| Page text |
Listen

Description

If most of us are being honest, we likely consider prayer to be a weak point in our spiritual lives. We find it hard to make time to pray; we find it unproductive in a world obsessed with hurry and productivity; we feel guilty for not praying often enough, and yet when we finally set aside the time to do so, we find ourselves distracted or confused, not sure how to proceed. Rather than serving as a life-giving connection to a redemptive, loving, and restorative God in the midst of a broken world, prayer becomes a chore or a bore or a guilt-riddled religious game. We often find ourselves, as Jesus’ earliest disciples did, wondering how we can begin to pray. Join us as Midtown as we wade into the challenging waters of prayer, exploring the way that the Psalms teach us authentic, genuine prayer, and how their model can provide us structures for how we begin to relate to and know God more fully in our own lives today.

[Dataset excerpt]
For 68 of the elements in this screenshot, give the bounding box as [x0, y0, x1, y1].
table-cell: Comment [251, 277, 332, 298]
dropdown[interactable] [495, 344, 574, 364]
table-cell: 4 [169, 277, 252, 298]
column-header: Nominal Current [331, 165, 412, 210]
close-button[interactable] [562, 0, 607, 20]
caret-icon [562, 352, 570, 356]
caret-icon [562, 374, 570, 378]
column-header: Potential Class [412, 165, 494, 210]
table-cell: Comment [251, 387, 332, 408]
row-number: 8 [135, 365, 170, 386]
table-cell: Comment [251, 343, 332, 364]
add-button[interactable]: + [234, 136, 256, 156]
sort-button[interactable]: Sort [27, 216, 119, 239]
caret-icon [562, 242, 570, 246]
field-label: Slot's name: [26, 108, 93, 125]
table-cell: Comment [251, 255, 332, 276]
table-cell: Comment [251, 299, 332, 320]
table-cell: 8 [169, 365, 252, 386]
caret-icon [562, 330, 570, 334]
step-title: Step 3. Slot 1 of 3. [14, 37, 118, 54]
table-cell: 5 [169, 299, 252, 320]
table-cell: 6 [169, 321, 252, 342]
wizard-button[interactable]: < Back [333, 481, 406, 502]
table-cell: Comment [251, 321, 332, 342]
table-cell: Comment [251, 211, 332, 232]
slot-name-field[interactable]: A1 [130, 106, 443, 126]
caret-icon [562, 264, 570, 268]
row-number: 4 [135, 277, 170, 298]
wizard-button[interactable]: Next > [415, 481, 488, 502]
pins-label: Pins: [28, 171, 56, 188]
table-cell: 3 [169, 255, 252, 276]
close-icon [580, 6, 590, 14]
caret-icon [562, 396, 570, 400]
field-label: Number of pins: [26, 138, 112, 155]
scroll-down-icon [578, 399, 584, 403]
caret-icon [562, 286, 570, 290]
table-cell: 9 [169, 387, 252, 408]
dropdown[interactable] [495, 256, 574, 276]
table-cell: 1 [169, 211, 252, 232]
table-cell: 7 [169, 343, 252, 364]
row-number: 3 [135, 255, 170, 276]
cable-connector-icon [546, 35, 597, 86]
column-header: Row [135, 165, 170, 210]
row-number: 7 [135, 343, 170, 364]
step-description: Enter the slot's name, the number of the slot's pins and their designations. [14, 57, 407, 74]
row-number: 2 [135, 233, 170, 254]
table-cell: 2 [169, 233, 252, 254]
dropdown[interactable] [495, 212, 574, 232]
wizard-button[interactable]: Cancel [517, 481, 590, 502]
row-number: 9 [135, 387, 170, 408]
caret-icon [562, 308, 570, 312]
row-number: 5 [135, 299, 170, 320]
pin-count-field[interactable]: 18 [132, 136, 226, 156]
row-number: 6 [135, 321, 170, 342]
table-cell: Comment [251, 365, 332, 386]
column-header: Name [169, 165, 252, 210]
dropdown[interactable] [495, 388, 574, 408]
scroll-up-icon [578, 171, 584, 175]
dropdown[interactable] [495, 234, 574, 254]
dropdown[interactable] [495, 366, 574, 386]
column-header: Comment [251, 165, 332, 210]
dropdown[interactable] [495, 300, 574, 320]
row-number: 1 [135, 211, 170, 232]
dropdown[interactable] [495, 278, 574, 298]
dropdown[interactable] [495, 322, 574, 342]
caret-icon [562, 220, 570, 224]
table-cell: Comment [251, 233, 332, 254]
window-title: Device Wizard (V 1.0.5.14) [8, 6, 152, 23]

| Written request |
According to the description about prayer, which part of the Bible is explored as a model for authentic, genuine prayer?

| Task answer |
The Psalms